--- begin ---

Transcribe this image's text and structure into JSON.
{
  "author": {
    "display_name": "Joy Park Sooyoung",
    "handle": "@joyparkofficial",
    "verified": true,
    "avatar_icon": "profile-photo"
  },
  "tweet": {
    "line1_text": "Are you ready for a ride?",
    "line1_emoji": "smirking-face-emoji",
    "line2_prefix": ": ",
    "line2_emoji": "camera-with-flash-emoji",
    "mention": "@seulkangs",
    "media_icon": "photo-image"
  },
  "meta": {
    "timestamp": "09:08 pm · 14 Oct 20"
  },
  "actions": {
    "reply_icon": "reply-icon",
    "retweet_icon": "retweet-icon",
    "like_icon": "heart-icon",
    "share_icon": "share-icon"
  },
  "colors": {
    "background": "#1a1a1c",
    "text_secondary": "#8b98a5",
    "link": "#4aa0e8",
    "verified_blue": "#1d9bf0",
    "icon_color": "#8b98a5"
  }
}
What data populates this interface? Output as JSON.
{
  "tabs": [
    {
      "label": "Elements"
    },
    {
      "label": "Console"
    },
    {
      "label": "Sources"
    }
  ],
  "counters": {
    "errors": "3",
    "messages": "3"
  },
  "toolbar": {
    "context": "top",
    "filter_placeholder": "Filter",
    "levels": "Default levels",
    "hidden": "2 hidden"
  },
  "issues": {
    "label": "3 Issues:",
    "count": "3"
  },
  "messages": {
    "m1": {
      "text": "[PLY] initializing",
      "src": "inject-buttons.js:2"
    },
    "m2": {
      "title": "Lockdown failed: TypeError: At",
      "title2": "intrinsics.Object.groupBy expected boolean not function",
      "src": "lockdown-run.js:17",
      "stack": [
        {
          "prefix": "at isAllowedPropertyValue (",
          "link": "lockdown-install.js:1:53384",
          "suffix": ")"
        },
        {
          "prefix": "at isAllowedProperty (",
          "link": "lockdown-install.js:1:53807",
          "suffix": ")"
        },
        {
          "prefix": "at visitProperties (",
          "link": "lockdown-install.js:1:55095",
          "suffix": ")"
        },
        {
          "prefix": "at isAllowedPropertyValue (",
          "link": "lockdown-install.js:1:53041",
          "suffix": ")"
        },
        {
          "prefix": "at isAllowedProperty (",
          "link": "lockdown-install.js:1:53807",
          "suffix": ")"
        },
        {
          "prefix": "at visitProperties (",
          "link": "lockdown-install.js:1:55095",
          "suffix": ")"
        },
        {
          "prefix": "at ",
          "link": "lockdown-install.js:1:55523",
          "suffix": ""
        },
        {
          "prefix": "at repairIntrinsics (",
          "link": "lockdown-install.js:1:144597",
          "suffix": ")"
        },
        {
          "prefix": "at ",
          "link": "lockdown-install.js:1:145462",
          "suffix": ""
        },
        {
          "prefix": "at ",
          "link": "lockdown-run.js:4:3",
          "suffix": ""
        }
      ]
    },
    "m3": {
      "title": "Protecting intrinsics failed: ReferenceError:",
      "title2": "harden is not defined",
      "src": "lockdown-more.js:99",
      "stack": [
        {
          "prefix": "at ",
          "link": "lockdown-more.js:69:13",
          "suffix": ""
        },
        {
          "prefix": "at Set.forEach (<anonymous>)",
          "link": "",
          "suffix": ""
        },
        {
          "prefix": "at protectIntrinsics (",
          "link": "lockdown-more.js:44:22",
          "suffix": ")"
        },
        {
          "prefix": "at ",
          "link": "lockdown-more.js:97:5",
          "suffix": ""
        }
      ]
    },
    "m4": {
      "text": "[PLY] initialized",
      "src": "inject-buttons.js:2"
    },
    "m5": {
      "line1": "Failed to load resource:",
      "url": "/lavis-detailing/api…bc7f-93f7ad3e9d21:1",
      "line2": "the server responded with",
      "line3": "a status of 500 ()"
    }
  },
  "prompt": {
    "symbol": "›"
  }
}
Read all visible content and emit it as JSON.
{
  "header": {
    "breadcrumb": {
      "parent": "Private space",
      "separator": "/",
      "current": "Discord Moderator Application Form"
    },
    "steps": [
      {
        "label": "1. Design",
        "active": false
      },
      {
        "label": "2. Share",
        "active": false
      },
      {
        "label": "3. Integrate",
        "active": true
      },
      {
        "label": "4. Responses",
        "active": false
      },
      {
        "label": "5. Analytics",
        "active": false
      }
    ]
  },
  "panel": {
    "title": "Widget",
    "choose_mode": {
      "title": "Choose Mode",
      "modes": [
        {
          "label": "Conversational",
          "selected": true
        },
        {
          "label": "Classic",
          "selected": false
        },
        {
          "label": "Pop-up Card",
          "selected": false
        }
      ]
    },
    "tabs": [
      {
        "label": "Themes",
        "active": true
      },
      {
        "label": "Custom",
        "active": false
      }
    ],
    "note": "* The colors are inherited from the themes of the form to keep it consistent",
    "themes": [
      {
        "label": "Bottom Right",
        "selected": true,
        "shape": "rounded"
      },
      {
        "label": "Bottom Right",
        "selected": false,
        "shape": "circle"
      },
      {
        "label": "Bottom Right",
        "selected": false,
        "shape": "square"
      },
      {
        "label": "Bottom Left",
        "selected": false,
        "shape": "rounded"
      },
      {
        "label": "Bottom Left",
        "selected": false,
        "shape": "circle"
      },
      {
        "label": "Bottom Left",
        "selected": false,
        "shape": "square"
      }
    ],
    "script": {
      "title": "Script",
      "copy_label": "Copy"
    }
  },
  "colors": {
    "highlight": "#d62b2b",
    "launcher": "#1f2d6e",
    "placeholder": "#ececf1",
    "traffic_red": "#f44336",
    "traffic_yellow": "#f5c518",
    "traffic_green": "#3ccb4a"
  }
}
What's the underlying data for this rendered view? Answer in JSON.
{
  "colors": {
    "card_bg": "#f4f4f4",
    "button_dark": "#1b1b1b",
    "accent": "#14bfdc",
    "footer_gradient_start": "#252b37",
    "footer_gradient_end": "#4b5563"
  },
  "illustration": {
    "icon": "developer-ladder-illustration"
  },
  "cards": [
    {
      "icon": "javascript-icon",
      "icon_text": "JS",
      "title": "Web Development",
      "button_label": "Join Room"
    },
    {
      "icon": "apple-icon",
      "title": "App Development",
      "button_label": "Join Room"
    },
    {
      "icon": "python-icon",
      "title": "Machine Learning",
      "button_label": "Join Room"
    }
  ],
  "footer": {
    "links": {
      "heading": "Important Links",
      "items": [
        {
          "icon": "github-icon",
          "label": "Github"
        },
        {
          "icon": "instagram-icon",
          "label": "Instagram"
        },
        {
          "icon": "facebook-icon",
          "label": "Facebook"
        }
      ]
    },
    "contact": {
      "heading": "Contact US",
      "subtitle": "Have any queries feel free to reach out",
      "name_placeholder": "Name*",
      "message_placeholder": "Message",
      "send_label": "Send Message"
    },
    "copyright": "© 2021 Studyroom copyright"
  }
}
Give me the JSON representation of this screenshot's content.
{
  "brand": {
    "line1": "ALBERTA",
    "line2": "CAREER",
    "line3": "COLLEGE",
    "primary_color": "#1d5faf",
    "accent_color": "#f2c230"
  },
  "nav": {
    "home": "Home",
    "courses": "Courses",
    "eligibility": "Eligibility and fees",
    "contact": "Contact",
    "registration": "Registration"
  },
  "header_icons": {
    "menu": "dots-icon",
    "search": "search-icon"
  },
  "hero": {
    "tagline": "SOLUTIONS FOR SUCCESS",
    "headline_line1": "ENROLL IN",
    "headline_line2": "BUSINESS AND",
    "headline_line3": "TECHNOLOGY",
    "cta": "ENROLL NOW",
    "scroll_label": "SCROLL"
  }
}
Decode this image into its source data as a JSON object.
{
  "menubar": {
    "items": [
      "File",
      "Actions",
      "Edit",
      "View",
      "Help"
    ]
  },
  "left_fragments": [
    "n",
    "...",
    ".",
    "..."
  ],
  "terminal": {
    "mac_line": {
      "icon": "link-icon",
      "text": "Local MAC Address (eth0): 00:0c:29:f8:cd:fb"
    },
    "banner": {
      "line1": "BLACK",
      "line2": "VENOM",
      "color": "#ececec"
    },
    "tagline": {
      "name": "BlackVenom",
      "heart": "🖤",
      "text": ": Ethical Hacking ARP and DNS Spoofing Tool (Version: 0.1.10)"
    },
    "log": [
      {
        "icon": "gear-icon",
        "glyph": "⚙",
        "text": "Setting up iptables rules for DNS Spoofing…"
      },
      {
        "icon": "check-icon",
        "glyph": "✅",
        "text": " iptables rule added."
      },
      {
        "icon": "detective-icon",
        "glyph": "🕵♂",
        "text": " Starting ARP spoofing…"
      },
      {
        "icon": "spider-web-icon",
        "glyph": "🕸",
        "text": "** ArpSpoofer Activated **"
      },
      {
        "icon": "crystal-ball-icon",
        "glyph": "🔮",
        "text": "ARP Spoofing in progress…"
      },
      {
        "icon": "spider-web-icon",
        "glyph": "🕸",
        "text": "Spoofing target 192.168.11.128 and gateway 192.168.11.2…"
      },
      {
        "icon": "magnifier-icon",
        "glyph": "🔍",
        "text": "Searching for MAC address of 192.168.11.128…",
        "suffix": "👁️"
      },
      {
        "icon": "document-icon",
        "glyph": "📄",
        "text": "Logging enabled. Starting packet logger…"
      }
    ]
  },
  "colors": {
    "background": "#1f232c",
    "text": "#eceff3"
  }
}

--- end ---

• Given request:
How many lines in the listing contain "data"? Answer with the number alone.

• Exercise response:
3